# start of Data to process

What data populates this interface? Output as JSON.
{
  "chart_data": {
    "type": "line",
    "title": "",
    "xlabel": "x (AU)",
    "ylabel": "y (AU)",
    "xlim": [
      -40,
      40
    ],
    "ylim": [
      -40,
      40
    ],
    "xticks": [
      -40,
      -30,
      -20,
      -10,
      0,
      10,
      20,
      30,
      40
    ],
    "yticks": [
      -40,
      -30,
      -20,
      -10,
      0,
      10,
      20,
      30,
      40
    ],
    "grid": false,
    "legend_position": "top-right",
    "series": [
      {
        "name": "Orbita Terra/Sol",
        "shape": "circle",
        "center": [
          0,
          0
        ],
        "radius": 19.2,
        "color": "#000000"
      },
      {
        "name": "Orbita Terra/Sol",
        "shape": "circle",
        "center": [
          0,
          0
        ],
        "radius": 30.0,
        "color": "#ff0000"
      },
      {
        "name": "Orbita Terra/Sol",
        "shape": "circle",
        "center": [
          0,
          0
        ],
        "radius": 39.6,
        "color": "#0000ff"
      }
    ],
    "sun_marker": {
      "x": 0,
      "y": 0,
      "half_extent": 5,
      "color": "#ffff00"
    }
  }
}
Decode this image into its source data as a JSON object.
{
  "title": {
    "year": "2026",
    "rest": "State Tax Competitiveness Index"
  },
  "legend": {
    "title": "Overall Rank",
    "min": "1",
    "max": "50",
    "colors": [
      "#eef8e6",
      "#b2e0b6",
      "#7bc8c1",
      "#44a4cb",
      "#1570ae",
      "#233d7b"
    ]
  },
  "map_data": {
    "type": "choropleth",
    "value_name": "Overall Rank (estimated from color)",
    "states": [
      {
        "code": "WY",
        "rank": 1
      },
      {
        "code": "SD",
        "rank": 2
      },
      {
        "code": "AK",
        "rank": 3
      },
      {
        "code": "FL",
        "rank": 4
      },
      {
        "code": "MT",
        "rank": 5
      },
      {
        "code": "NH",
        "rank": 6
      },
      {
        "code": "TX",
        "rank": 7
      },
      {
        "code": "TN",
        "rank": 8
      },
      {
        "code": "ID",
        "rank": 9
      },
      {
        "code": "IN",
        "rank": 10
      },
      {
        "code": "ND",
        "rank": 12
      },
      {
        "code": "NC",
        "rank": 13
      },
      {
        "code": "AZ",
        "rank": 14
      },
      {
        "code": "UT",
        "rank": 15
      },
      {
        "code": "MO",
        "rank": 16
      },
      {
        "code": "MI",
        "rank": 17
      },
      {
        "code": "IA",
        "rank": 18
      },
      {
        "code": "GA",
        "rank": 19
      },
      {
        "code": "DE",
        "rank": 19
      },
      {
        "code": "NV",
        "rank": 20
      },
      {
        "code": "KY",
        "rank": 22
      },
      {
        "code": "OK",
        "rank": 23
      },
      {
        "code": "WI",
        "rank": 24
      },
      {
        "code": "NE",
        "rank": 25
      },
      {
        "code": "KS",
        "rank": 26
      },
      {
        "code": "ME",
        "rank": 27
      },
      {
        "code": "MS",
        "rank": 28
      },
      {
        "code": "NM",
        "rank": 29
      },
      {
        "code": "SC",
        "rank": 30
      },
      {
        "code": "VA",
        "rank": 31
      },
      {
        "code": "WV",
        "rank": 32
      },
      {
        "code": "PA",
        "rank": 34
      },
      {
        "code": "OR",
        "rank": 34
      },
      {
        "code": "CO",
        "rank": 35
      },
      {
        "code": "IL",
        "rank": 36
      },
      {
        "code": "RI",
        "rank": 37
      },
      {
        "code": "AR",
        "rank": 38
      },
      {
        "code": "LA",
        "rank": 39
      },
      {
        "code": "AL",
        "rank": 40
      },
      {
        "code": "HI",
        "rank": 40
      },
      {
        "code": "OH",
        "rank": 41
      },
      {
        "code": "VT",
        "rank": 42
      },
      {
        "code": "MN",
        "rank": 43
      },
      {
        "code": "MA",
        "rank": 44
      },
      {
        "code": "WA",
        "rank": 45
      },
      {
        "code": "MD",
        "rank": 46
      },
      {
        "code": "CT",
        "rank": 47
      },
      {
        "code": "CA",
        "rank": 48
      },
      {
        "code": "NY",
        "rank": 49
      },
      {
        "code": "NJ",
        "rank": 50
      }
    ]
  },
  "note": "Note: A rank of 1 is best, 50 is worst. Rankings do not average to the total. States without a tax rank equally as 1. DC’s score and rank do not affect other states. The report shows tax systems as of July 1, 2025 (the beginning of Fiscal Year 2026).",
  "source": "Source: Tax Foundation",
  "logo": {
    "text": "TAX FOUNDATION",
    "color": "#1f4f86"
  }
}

# end of Data to process

Gather each line from the listing above that holds "states".

### Solved exercise
    "states": [
  "note": "Note: A rank of 1 is best, 50 is worst. Rankings do not average to the total. States without a tax rank equally as 1. DC’s score and rank do not affect other states. The report shows tax systems as of July 1, 2025 (the beginning of Fiscal Year 2026).",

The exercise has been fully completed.